◆ **WHAT TO WORK ON**: Write out all the entries word for word, but skip any images.

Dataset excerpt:
■ ■ ■ ■
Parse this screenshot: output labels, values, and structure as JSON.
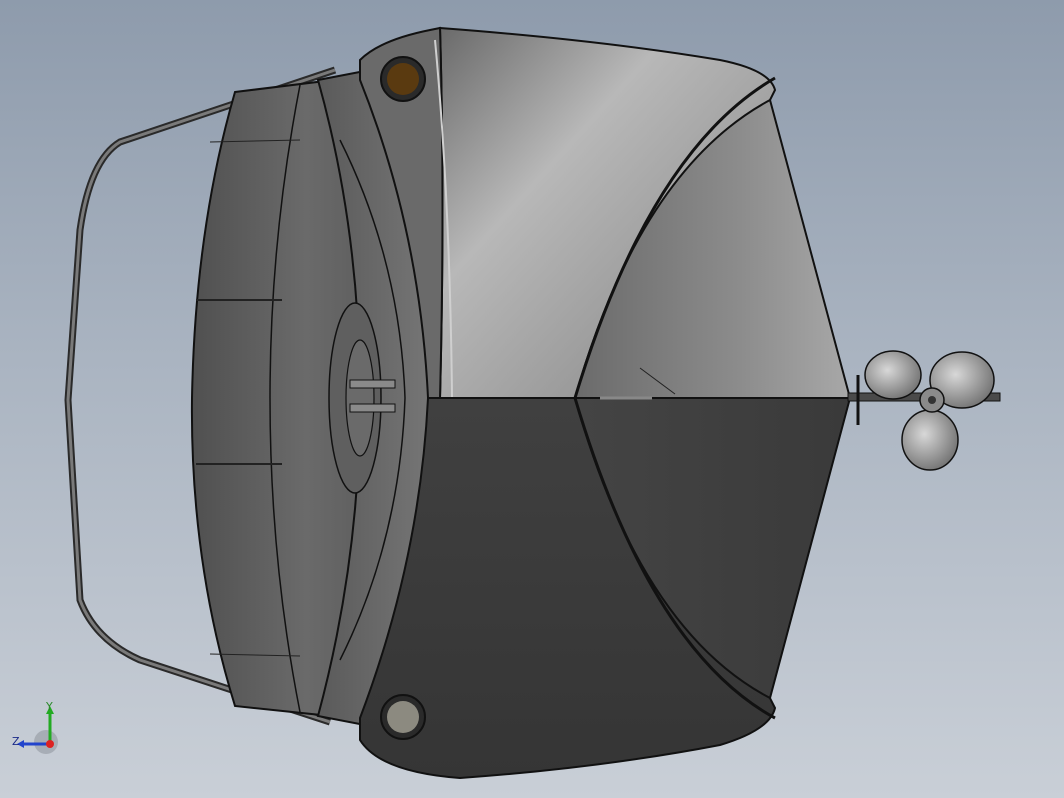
{
  "view": {
    "background_top": "#8e9bac",
    "background_bottom": "#c9cfd7"
  },
  "model": {
    "hull_top_color": "#8a8a8a",
    "hull_bottom_color": "#3a3a3a",
    "edge_color": "#111111",
    "porthole_top_color": "#5a3a10",
    "porthole_bottom_color": "#8c8a80"
  },
  "triad": {
    "y_label": "Y",
    "z_label": "Z",
    "y_color": "#22aa22",
    "z_color": "#2244cc",
    "x_color": "#dd2222"
  }
}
■ ■ ■ ■
◆ **RESULT OF THE EXERCISE**:
Parse this screenshot: output labels, values, and structure as JSON.
{
  "view": {
    "background_top": "#8e9bac",
    "background_bottom": "#c9cfd7"
  },
  "model": {
    "hull_top_color": "#8a8a8a",
    "hull_bottom_color": "#3a3a3a",
    "edge_color": "#111111",
    "porthole_top_color": "#5a3a10",
    "porthole_bottom_color": "#8c8a80"
  },
  "triad": {
    "y_label": "Y",
    "z_label": "Z",
    "y_color": "#22aa22",
    "z_color": "#2244cc",
    "x_color": "#dd2222"
  }
}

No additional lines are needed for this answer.